------ MATERIALS PROVIDED ------

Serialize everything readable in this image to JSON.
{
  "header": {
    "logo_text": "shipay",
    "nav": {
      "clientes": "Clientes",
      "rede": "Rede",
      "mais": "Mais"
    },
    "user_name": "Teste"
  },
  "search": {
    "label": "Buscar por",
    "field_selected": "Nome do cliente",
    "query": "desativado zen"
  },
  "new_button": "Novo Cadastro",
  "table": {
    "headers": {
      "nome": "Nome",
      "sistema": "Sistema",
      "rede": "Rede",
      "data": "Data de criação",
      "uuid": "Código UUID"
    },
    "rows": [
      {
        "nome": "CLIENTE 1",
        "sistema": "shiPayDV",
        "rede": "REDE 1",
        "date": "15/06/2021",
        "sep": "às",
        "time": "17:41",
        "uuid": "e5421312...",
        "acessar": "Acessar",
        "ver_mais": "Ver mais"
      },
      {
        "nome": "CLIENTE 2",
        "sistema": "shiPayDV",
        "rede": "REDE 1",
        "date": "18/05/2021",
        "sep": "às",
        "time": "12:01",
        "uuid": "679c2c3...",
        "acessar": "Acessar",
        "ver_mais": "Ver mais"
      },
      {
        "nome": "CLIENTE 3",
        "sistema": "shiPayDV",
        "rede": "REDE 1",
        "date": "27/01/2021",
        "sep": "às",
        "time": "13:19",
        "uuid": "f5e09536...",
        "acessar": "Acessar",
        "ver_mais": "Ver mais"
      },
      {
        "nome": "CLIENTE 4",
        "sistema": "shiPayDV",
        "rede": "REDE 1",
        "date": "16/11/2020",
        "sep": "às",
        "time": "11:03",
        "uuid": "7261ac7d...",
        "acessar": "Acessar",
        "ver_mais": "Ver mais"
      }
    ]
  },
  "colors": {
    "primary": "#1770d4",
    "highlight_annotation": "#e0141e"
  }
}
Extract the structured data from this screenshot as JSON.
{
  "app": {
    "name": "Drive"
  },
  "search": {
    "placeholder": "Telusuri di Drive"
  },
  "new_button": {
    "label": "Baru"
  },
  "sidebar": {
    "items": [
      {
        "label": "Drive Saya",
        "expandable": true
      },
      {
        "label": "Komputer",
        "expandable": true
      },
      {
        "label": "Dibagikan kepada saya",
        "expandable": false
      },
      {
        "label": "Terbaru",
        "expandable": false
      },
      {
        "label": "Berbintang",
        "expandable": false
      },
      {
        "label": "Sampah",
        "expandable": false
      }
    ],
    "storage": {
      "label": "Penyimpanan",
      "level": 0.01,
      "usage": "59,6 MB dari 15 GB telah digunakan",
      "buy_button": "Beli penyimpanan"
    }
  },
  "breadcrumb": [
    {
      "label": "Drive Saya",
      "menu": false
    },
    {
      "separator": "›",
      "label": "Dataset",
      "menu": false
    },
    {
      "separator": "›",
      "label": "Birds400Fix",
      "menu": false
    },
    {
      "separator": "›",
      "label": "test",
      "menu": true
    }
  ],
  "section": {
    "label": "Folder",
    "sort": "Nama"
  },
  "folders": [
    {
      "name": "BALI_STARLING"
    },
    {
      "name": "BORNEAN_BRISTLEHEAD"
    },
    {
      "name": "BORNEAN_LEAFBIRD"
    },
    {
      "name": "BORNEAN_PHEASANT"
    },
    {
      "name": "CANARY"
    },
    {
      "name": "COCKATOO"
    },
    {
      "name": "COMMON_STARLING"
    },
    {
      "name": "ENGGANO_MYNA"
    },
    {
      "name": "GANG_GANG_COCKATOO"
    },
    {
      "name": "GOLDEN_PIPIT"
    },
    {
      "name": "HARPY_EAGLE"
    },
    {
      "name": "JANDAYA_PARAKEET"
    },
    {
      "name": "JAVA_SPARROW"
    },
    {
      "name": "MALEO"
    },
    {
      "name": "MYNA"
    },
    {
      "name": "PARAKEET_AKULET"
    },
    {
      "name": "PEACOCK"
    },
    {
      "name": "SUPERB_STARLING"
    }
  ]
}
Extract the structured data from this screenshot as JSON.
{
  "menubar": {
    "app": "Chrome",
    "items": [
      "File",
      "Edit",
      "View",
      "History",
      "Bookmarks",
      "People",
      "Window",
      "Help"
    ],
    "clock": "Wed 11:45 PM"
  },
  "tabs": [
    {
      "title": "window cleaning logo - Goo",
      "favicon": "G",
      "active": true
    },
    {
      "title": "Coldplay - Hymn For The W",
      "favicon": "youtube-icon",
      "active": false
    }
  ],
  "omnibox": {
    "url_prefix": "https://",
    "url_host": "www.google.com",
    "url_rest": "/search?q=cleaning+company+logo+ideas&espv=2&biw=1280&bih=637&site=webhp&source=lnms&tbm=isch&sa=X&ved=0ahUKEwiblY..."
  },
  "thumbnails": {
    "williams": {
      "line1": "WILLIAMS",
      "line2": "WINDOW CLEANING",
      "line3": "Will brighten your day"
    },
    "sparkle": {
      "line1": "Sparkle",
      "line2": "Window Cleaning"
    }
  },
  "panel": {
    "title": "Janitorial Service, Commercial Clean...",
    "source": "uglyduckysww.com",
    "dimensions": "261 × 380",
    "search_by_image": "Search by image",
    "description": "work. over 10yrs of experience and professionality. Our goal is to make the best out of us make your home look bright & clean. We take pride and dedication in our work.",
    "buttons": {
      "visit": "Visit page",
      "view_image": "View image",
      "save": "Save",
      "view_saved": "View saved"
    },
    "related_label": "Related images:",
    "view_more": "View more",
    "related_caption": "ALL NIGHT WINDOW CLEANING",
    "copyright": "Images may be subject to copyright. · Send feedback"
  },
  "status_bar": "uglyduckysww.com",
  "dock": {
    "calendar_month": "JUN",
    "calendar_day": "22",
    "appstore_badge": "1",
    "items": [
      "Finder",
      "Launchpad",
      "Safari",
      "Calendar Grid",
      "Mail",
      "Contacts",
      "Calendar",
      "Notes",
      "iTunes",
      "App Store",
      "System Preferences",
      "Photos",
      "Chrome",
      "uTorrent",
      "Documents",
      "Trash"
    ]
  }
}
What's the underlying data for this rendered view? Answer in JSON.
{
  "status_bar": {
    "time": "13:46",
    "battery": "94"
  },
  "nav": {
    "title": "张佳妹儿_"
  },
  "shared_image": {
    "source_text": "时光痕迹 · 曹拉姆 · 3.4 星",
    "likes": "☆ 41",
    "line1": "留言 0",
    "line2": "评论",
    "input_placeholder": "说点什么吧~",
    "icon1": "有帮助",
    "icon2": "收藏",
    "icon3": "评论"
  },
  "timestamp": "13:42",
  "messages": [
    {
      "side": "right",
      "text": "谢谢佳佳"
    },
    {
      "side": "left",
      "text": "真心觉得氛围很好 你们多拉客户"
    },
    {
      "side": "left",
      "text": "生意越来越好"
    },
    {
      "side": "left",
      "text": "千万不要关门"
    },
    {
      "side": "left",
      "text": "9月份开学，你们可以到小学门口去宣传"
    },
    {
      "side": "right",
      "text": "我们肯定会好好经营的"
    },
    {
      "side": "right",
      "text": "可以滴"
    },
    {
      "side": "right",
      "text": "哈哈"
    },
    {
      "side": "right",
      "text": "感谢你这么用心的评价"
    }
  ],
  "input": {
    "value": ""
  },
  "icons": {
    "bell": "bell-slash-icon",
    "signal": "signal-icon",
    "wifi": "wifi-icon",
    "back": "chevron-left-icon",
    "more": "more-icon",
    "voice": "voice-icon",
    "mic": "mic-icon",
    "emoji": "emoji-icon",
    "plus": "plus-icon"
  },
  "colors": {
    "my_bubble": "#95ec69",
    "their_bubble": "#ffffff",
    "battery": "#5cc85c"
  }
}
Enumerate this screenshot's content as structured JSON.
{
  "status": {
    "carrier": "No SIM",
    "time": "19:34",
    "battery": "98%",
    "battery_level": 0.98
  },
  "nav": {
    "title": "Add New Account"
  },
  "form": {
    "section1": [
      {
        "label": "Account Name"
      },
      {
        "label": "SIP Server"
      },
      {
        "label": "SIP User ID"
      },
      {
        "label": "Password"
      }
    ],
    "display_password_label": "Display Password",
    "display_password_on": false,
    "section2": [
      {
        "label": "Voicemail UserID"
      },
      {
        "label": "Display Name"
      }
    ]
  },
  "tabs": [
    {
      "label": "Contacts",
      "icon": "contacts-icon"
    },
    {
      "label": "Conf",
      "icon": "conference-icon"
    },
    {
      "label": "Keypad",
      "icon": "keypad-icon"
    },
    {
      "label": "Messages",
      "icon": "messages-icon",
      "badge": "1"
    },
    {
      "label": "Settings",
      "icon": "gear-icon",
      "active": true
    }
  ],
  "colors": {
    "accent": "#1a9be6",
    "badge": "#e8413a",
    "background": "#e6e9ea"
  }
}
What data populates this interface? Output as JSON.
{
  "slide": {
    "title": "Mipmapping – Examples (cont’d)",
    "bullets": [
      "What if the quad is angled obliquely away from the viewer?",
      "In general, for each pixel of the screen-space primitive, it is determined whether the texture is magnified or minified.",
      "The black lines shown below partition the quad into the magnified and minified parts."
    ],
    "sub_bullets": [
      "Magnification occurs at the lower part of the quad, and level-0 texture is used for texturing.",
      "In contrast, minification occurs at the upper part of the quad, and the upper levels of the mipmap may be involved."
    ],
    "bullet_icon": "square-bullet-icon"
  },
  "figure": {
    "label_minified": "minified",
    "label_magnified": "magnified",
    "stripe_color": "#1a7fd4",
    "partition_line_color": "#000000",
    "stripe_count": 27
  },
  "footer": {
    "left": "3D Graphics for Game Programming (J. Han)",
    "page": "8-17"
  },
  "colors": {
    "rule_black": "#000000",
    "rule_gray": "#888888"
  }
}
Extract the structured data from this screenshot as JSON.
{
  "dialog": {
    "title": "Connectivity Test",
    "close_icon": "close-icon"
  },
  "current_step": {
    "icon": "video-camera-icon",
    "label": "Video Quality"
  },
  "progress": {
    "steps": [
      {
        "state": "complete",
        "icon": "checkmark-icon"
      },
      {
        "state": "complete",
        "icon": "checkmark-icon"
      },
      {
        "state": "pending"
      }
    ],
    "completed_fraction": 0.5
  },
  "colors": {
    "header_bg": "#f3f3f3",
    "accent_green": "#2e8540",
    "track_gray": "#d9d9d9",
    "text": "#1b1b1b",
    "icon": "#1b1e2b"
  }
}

------

■ GIVEN REQUEST:
Count every line in the entries above where the word "minified" appears; respond with the number alone.

■ EXPECTED OUTPUT:
3